— begin DATASET EXTRACT —
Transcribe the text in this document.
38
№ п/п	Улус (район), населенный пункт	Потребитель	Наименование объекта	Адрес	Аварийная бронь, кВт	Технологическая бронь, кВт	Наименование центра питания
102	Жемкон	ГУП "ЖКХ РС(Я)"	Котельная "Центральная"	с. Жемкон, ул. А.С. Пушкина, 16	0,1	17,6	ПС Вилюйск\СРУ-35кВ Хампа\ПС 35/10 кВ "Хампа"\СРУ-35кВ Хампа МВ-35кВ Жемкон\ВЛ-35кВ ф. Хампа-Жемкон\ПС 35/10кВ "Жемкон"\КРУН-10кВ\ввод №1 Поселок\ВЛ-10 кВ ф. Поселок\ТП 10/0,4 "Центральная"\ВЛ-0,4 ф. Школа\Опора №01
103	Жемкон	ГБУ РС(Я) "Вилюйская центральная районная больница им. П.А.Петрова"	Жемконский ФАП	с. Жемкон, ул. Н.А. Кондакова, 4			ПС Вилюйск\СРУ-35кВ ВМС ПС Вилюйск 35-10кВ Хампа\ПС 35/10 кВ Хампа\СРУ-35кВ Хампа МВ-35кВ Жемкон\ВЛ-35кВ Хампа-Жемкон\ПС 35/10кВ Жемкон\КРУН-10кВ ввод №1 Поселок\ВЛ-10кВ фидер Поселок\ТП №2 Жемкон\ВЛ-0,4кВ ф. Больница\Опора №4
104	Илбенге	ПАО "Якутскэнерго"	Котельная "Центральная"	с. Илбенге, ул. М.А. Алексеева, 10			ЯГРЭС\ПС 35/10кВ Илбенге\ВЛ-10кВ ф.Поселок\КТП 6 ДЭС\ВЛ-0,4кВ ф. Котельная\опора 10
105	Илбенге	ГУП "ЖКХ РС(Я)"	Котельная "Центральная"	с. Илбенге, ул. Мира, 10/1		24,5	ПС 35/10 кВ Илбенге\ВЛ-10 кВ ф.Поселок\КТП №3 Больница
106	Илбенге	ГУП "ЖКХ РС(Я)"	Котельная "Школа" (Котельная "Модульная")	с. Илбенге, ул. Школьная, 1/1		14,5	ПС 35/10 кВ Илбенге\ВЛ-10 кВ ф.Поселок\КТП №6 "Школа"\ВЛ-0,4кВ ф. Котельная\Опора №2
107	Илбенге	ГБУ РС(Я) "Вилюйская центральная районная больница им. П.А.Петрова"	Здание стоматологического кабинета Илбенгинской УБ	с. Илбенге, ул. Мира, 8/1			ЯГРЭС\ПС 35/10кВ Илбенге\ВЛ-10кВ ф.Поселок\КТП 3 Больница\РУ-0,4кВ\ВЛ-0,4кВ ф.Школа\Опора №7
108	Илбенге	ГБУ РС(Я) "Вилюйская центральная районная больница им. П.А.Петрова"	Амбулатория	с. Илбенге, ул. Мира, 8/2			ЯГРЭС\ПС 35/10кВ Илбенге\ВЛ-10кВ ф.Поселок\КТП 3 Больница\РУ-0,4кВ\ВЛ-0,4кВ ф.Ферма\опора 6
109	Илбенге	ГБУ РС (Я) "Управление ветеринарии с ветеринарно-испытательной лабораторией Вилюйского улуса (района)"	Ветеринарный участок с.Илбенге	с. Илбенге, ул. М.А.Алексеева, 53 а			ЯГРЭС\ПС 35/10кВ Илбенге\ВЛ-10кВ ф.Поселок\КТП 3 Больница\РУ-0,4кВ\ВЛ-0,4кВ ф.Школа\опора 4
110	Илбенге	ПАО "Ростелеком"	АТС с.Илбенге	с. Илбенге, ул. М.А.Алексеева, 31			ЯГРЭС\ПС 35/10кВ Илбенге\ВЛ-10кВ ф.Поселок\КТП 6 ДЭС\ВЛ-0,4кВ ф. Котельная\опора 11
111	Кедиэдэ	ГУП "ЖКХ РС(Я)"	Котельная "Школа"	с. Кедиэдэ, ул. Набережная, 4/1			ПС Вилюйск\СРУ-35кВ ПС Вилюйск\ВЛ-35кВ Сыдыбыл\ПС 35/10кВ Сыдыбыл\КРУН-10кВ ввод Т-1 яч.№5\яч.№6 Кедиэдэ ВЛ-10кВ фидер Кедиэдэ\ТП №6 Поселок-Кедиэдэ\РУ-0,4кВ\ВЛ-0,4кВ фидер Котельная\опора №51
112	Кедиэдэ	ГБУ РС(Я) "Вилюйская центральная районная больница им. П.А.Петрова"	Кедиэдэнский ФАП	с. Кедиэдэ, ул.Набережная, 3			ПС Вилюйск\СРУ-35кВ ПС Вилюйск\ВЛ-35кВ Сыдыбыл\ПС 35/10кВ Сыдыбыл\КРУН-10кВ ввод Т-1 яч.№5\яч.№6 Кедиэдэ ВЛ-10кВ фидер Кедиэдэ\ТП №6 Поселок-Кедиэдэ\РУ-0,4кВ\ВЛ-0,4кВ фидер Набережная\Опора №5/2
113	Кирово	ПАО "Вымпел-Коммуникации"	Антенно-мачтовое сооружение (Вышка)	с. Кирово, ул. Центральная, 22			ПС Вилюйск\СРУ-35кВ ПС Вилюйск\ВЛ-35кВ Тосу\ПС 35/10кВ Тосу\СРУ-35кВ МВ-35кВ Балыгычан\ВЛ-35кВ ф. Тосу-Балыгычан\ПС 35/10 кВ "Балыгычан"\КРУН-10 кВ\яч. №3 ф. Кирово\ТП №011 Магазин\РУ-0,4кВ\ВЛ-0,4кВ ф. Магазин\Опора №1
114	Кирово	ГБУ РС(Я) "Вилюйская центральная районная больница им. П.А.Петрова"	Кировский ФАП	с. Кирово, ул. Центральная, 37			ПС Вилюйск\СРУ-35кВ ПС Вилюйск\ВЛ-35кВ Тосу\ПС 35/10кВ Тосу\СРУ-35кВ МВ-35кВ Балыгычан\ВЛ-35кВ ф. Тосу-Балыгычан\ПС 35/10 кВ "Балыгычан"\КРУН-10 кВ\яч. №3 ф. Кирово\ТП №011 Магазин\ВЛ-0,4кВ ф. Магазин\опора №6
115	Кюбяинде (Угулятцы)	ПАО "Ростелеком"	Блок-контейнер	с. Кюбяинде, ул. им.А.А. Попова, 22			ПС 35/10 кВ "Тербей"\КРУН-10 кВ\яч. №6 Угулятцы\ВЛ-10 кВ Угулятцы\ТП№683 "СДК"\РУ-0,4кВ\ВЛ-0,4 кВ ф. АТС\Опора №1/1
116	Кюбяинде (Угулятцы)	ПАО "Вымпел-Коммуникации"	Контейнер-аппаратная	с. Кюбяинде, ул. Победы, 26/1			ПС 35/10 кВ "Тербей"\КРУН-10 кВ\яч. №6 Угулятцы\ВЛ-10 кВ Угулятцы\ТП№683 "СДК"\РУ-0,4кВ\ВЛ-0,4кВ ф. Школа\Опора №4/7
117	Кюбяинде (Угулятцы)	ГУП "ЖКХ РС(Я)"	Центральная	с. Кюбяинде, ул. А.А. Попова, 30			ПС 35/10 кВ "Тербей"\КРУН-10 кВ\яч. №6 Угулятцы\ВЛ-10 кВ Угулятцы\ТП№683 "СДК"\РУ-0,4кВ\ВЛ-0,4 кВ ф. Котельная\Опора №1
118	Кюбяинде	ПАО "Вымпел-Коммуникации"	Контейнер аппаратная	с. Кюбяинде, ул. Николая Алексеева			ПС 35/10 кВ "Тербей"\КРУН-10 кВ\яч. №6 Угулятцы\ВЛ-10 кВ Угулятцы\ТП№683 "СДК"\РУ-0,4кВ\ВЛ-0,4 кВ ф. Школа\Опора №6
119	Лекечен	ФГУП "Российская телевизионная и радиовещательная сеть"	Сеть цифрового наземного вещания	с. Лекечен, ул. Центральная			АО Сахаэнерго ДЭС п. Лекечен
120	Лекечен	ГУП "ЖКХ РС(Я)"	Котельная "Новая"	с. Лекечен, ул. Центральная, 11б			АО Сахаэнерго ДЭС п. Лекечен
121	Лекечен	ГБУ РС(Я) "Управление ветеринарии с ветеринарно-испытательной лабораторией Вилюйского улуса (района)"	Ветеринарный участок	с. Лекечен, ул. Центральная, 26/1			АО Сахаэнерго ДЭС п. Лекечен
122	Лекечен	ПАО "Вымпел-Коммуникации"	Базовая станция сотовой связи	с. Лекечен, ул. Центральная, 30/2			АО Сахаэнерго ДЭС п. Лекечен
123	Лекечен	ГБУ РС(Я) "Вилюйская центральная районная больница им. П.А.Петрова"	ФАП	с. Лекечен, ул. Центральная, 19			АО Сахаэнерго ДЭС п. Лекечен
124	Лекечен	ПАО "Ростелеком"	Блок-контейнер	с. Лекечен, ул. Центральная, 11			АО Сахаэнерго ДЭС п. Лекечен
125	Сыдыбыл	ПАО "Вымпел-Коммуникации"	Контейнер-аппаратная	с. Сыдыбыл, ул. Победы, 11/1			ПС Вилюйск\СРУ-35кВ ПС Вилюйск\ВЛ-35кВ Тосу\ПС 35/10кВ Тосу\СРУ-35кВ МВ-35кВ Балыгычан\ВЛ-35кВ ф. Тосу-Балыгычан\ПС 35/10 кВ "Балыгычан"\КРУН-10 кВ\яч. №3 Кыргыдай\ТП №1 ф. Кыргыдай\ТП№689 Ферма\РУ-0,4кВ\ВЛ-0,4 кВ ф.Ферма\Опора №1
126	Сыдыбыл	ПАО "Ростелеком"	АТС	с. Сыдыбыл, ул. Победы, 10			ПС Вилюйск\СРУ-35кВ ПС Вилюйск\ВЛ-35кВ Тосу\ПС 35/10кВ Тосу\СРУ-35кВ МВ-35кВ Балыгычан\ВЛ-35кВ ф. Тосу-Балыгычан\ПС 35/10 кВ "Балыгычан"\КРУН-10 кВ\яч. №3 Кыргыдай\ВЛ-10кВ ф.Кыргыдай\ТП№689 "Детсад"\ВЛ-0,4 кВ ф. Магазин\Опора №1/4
— end DATASET EXTRACT —
Return only those lines of the records that contain the string "Попова".

■ **SOLUTION TO THIS EXERCISE**
115	Кюбяинде (Угулятцы)	ПАО "Ростелеком"	Блок-контейнер	с. Кюбяинде, ул. им.А.А. Попова, 22			ПС 35/10 кВ "Тербей"\КРУН-10 кВ\яч. №6 Угулятцы\ВЛ-10 кВ Угулятцы\ТП№683 "СДК"\РУ-0,4кВ\ВЛ-0,4 кВ ф. АТС\Опора №1/1
117	Кюбяинде (Угулятцы)	ГУП "ЖКХ РС(Я)"	Центральная	с. Кюбяинде, ул. А.А. Попова, 30			ПС 35/10 кВ "Тербей"\КРУН-10 кВ\яч. №6 Угулятцы\ВЛ-10 кВ Угулятцы\ТП№683 "СДК"\РУ-0,4кВ\ВЛ-0,4 кВ ф. Котельная\Опора №1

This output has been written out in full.